SET EXERCISE:
Could you format every line of the records below as a JSON list of strings, one string per line, with blank lines left out?

'''

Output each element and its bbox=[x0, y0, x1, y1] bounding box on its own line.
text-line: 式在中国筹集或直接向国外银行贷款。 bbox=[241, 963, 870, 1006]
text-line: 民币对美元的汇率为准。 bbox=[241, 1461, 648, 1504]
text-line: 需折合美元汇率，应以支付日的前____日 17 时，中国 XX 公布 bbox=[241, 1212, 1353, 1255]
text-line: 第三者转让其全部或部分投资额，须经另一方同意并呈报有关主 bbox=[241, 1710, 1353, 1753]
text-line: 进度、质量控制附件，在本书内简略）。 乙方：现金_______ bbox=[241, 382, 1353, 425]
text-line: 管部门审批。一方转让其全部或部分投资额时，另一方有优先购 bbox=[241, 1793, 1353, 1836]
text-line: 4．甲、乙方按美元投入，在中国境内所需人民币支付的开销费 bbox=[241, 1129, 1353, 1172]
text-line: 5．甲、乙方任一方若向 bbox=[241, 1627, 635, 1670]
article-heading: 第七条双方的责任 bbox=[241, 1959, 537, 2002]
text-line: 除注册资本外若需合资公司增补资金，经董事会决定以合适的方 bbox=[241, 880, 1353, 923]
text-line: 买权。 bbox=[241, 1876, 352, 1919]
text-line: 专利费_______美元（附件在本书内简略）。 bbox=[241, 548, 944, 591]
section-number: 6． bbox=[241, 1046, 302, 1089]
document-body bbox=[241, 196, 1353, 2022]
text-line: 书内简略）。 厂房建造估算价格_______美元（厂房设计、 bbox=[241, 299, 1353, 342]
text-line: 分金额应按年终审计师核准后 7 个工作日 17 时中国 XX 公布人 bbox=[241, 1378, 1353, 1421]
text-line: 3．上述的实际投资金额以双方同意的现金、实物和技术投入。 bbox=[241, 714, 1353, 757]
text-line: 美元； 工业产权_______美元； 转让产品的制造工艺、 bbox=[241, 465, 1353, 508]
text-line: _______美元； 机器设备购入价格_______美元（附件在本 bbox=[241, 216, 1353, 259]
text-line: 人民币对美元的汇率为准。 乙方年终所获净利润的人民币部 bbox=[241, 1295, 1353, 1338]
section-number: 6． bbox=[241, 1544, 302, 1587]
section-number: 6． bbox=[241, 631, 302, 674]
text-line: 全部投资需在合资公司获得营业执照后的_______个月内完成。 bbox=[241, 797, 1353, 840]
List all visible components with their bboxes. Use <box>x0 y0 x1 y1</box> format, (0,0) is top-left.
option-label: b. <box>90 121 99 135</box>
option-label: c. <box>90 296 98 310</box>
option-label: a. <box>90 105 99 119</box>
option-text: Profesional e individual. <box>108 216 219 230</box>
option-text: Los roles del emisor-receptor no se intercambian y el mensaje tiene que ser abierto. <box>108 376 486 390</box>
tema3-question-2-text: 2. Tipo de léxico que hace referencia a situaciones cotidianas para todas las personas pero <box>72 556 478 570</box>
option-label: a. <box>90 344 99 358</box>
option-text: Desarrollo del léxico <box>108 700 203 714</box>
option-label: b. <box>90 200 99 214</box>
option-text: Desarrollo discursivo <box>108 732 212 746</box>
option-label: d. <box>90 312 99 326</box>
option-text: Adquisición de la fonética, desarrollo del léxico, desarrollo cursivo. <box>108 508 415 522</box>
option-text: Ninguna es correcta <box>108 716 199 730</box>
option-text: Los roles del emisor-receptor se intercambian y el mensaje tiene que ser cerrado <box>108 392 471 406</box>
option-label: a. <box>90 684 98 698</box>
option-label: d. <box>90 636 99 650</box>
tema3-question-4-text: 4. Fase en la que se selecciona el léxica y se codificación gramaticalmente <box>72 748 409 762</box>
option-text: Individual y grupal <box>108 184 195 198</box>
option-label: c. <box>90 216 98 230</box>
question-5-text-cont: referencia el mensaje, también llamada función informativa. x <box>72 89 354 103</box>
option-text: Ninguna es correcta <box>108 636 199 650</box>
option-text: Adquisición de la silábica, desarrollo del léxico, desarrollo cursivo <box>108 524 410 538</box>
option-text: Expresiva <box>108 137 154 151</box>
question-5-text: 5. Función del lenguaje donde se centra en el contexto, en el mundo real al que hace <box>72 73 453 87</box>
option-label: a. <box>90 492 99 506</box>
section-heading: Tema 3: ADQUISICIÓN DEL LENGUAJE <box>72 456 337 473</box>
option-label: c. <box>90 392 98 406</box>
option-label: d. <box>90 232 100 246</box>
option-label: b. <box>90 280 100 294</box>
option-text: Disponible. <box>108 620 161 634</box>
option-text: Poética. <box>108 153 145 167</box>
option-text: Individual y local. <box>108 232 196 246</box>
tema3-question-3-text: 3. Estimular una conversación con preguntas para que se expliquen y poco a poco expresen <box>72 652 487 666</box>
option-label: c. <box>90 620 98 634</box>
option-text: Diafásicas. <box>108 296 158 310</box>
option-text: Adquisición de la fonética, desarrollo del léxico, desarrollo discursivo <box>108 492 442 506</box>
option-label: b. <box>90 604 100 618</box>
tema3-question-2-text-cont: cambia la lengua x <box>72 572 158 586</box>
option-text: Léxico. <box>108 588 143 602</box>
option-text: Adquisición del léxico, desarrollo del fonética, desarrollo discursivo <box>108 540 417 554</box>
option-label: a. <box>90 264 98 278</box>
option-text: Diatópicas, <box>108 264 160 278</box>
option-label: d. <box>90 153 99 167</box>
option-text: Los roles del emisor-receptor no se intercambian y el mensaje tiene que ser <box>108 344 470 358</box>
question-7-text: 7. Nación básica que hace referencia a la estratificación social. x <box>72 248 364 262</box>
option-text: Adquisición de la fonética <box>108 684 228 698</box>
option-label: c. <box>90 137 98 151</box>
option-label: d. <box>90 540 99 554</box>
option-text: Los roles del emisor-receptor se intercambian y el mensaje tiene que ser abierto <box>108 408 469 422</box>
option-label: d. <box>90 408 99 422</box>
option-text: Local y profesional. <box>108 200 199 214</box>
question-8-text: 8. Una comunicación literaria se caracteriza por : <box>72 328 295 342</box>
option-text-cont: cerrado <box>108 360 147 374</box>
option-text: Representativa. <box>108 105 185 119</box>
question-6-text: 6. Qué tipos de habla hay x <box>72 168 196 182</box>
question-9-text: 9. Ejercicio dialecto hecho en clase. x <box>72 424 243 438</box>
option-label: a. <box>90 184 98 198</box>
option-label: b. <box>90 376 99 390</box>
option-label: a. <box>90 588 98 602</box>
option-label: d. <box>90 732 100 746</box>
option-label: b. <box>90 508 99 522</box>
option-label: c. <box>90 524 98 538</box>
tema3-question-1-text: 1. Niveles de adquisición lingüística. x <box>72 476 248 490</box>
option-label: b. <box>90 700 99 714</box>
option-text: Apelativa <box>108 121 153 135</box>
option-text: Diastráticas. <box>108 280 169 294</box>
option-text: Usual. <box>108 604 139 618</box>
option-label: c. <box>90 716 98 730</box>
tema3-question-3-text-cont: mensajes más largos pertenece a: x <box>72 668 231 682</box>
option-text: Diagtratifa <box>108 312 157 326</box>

'''

SOLUTION TO THIS EXERCISE:
[
  "Output each element and its bbox=[x0, y0, x1, y1] bounding box on its own line.",
  "text-line: 式在中国筹集或直接向国外银行贷款。 bbox=[241, 963, 870, 1006]",
  "text-line: 民币对美元的汇率为准。 bbox=[241, 1461, 648, 1504]",
  "text-line: 需折合美元汇率，应以支付日的前____日 17 时，中国 XX 公布 bbox=[241, 1212, 1353, 1255]",
  "text-line: 第三者转让其全部或部分投资额，须经另一方同意并呈报有关主 bbox=[241, 1710, 1353, 1753]",
  "text-line: 进度、质量控制附件，在本书内简略）。 乙方：现金_______ bbox=[241, 382, 1353, 425]",
  "text-line: 管部门审批。一方转让其全部或部分投资额时，另一方有优先购 bbox=[241, 1793, 1353, 1836]",
  "text-line: 4．甲、乙方按美元投入，在中国境内所需人民币支付的开销费 bbox=[241, 1129, 1353, 1172]",
  "text-line: 5．甲、乙方任一方若向 bbox=[241, 1627, 635, 1670]",
  "article-heading: 第七条双方的责任 bbox=[241, 1959, 537, 2002]",
  "text-line: 除注册资本外若需合资公司增补资金，经董事会决定以合适的方 bbox=[241, 880, 1353, 923]",
  "text-line: 买权。 bbox=[241, 1876, 352, 1919]",
  "text-line: 专利费_______美元（附件在本书内简略）。 bbox=[241, 548, 944, 591]",
  "section-number: 6． bbox=[241, 1046, 302, 1089]",
  "document-body bbox=[241, 196, 1353, 2022]",
  "text-line: 书内简略）。 厂房建造估算价格_______美元（厂房设计、 bbox=[241, 299, 1353, 342]",
  "text-line: 分金额应按年终审计师核准后 7 个工作日 17 时中国 XX 公布人 bbox=[241, 1378, 1353, 1421]",
  "text-line: 3．上述的实际投资金额以双方同意的现金、实物和技术投入。 bbox=[241, 714, 1353, 757]",
  "text-line: 美元； 工业产权_______美元； 转让产品的制造工艺、 bbox=[241, 465, 1353, 508]",
  "text-line: _______美元； 机器设备购入价格_______美元（附件在本 bbox=[241, 216, 1353, 259]",
  "text-line: 人民币对美元的汇率为准。 乙方年终所获净利润的人民币部 bbox=[241, 1295, 1353, 1338]",
  "section-number: 6． bbox=[241, 1544, 302, 1587]",
  "section-number: 6． bbox=[241, 631, 302, 674]",
  "text-line: 全部投资需在合资公司获得营业执照后的_______个月内完成。 bbox=[241, 797, 1353, 840]",
  "List all visible components with their bboxes. Use <box>x0 y0 x1 y1</box> format, (0,0) is top-left.",
  "option-label: b. <box>90 121 99 135</box>",
  "option-label: c. <box>90 296 98 310</box>",
  "option-label: a. <box>90 105 99 119</box>",
  "option-text: Profesional e individual. <box>108 216 219 230</box>",
  "option-text: Los roles del emisor-receptor no se intercambian y el mensaje tiene que ser abierto. <box>108 376 486 390</box>",
  "tema3-question-2-text: 2. Tipo de léxico que hace referencia a situaciones cotidianas para todas las personas pero <box>72 556 478 570</box>",
  "option-label: a. <box>90 344 99 358</box>",
  "option-text: Desarrollo del léxico <box>108 700 203 714</box>",
  "option-label: b. <box>90 200 99 214</box>",
  "option-text: Desarrollo discursivo <box>108 732 212 746</box>",
  "option-label: d. <box>90 312 99 326</box>",
  "option-text: Adquisición de la fonética, desarrollo del léxico, desarrollo cursivo. <box>108 508 415 522</box>",
  "option-text: Ninguna es correcta <box>108 716 199 730</box>",
  "option-text: Los roles del emisor-receptor se intercambian y el mensaje tiene que ser cerrado <box>108 392 471 406</box>",
  "option-label: a. <box>90 684 98 698</box>",
  "option-label: d. <box>90 636 99 650</box>",
  "tema3-question-4-text: 4. Fase en la que se selecciona el léxica y se codificación gramaticalmente <box>72 748 409 762</box>",
  "option-text: Individual y grupal <box>108 184 195 198</box>",
  "option-label: c. <box>90 216 98 230</box>",
  "question-5-text-cont: referencia el mensaje, también llamada función informativa. x <box>72 89 354 103</box>",
  "option-text: Ninguna es correcta <box>108 636 199 650</box>",
  "option-text: Adquisición de la silábica, desarrollo del léxico, desarrollo cursivo <box>108 524 410 538</box>",
  "option-text: Expresiva <box>108 137 154 151</box>",
  "question-5-text: 5. Función del lenguaje donde se centra en el contexto, en el mundo real al que hace <box>72 73 453 87</box>",
  "option-label: a. <box>90 492 99 506</box>",
  "section-heading: Tema 3: ADQUISICIÓN DEL LENGUAJE <box>72 456 337 473</box>",
  "option-label: c. <box>90 392 98 406</box>",
  "option-label: d. <box>90 232 100 246</box>",
  "option-label: b. <box>90 280 100 294</box>",
  "option-text: Disponible. <box>108 620 161 634</box>",
  "option-text: Poética. <box>108 153 145 167</box>",
  "option-text: Individual y local. <box>108 232 196 246</box>",
  "tema3-question-3-text: 3. Estimular una conversación con preguntas para que se expliquen y poco a poco expresen <box>72 652 487 666</box>",
  "option-label: c. <box>90 620 98 634</box>",
  "option-text: Diafásicas. <box>108 296 158 310</box>",
  "option-text: Adquisición de la fonética, desarrollo del léxico, desarrollo discursivo <box>108 492 442 506</box>",
  "option-label: b. <box>90 604 100 618</box>",
  "tema3-question-2-text-cont: cambia la lengua x <box>72 572 158 586</box>",
  "option-text: Léxico. <box>108 588 143 602</box>",
  "option-text: Adquisición del léxico, desarrollo del fonética, desarrollo discursivo <box>108 540 417 554</box>",
  "option-label: a. <box>90 264 98 278</box>",
  "option-text: Diatópicas, <box>108 264 160 278</box>",
  "option-label: d. <box>90 153 99 167</box>",
  "option-text: Los roles del emisor-receptor no se intercambian y el mensaje tiene que ser <box>108 344 470 358</box>",
  "question-7-text: 7. Nación básica que hace referencia a la estratificación social. x <box>72 248 364 262</box>",
  "option-text: Adquisición de la fonética <box>108 684 228 698</box>",
  "option-label: c. <box>90 137 98 151</box>",
  "option-label: d. <box>90 540 99 554</box>",
  "option-text: Los roles del emisor-receptor se intercambian y el mensaje tiene que ser abierto <box>108 408 469 422</box>",
  "option-label: d. <box>90 408 99 422</box>",
  "option-text: Local y profesional. <box>108 200 199 214</box>",
  "question-8-text: 8. Una comunicación literaria se caracteriza por : <box>72 328 295 342</box>",
  "option-text-cont: cerrado <box>108 360 147 374</box>",
  "option-text: Representativa. <box>108 105 185 119</box>",
  "question-6-text: 6. Qué tipos de habla hay x <box>72 168 196 182</box>",
  "question-9-text: 9. Ejercicio dialecto hecho en clase. x <box>72 424 243 438</box>",
  "option-label: a. <box>90 184 98 198</box>",
  "option-label: b. <box>90 376 99 390</box>",
  "option-label: a. <box>90 588 98 602</box>",
  "option-label: d. <box>90 732 100 746</box>",
  "option-label: b. <box>90 508 99 522</box>",
  "option-label: c. <box>90 524 98 538</box>",
  "tema3-question-1-text: 1. Niveles de adquisición lingüística. x <box>72 476 248 490</box>",
  "option-label: b. <box>90 700 99 714</box>",
  "option-text: Apelativa <box>108 121 153 135</box>",
  "option-text: Diastráticas. <box>108 280 169 294</box>",
  "option-text: Usual. <box>108 604 139 618</box>",
  "option-label: c. <box>90 716 98 730</box>",
  "tema3-question-3-text-cont: mensajes más largos pertenece a: x <box>72 668 231 682</box>",
  "option-text: Diagtratifa <box>108 312 157 326</box>"
]